TO BE DONE →
Which lines hold the string "text"? Copy every one of them.

RECORDS FOR THIS EXERCISE →

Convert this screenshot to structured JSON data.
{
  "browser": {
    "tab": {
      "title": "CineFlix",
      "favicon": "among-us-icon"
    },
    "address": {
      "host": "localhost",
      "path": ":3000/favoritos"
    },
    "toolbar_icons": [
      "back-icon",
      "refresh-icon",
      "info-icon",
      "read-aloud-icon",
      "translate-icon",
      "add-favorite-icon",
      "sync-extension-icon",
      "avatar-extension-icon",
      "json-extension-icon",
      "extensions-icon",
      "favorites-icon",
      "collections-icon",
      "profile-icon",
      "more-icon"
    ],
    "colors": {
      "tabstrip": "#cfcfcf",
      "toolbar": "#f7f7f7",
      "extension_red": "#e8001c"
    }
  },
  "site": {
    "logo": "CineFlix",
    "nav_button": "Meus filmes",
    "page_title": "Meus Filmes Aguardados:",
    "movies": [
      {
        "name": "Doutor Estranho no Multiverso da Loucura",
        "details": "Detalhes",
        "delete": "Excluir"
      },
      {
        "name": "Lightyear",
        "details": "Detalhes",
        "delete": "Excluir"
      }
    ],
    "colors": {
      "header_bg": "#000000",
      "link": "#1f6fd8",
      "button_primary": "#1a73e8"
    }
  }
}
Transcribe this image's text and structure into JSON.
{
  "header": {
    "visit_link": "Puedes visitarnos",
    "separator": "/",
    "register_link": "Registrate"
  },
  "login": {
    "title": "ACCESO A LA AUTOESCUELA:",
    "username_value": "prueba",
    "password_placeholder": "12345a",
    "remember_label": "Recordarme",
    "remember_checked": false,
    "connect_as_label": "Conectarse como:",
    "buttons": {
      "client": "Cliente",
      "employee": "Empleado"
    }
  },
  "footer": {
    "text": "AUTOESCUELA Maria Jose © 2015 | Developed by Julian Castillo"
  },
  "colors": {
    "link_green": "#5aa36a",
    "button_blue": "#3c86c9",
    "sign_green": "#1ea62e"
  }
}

ANSWER TO THIS TASK →
Transcribe this image's text and structure into JSON.
    "text": "AUTOESCUELA Maria Jose © 2015 | Developed by Julian Castillo"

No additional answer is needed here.